»»

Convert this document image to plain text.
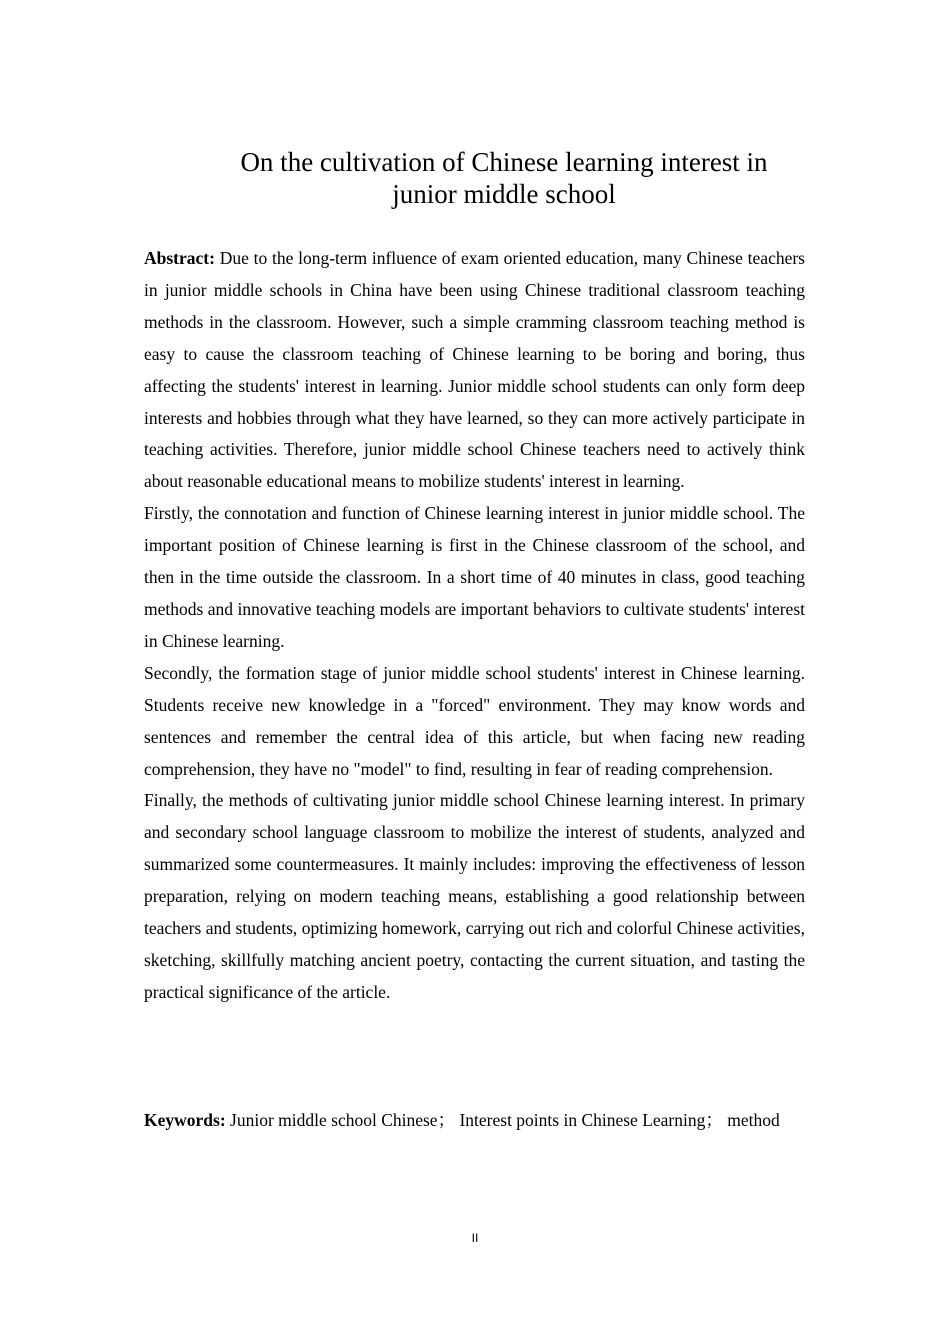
On the cultivation of Chinese learning interest in
junior middle school

Abstract: Due to the long-term influence of exam oriented education, many Chinese teachers in junior middle schools in China have been using Chinese traditional classroom teaching methods in the classroom. However, such a simple cramming classroom teaching method is easy to cause the classroom teaching of Chinese learning to be boring and boring, thus affecting the students' interest in learning. Junior middle school students can only form deep interests and hobbies through what they have learned, so they can more actively participate in teaching activities. Therefore, junior middle school Chinese teachers need to actively think about reasonable educational means to mobilize students' interest in learning.

Firstly, the connotation and function of Chinese learning interest in junior middle school. The important position of Chinese learning is first in the Chinese classroom of the school, and then in the time outside the classroom. In a short time of 40 minutes in class, good teaching methods and innovative teaching models are important behaviors to cultivate students' interest in Chinese learning.

Secondly, the formation stage of junior middle school students' interest in Chinese learning. Students receive new knowledge in a "forced" environment. They may know words and sentences and remember the central idea of this article, but when facing new reading comprehension, they have no "model" to find, resulting in fear of reading comprehension.

Finally, the methods of cultivating junior middle school Chinese learning interest. In primary and secondary school language classroom to mobilize the interest of students, analyzed and summarized some countermeasures. It mainly includes: improving the effectiveness of lesson preparation, relying on modern teaching means, establishing a good relationship between teachers and students, optimizing homework, carrying out rich and colorful Chinese activities, sketching, skillfully matching ancient poetry, contacting the current situation, and tasting the practical significance of the article.

Keywords: Junior middle school Chinese； Interest points in Chinese Learning； method

II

««

### What to produce
Repeat the records word for word. Any picture in them should be left out.

### Response to the exercise
Convert this document image to plain text.
On the cultivation of Chinese learning interest in
junior middle school

Abstract: Due to the long-term influence of exam oriented education, many Chinese teachers in junior middle schools in China have been using Chinese traditional classroom teaching methods in the classroom. However, such a simple cramming classroom teaching method is easy to cause the classroom teaching of Chinese learning to be boring and boring, thus affecting the students' interest in learning. Junior middle school students can only form deep interests and hobbies through what they have learned, so they can more actively participate in teaching activities. Therefore, junior middle school Chinese teachers need to actively think about reasonable educational means to mobilize students' interest in learning.

Firstly, the connotation and function of Chinese learning interest in junior middle school. The important position of Chinese learning is first in the Chinese classroom of the school, and then in the time outside the classroom. In a short time of 40 minutes in class, good teaching methods and innovative teaching models are important behaviors to cultivate students' interest in Chinese learning.

Secondly, the formation stage of junior middle school students' interest in Chinese learning. Students receive new knowledge in a "forced" environment. They may know words and sentences and remember the central idea of this article, but when facing new reading comprehension, they have no "model" to find, resulting in fear of reading comprehension.

Finally, the methods of cultivating junior middle school Chinese learning interest. In primary and secondary school language classroom to mobilize the interest of students, analyzed and summarized some countermeasures. It mainly includes: improving the effectiveness of lesson preparation, relying on modern teaching means, establishing a good relationship between teachers and students, optimizing homework, carrying out rich and colorful Chinese activities, sketching, skillfully matching ancient poetry, contacting the current situation, and tasting the practical significance of the article.

Keywords: Junior middle school Chinese； Interest points in Chinese Learning； method

II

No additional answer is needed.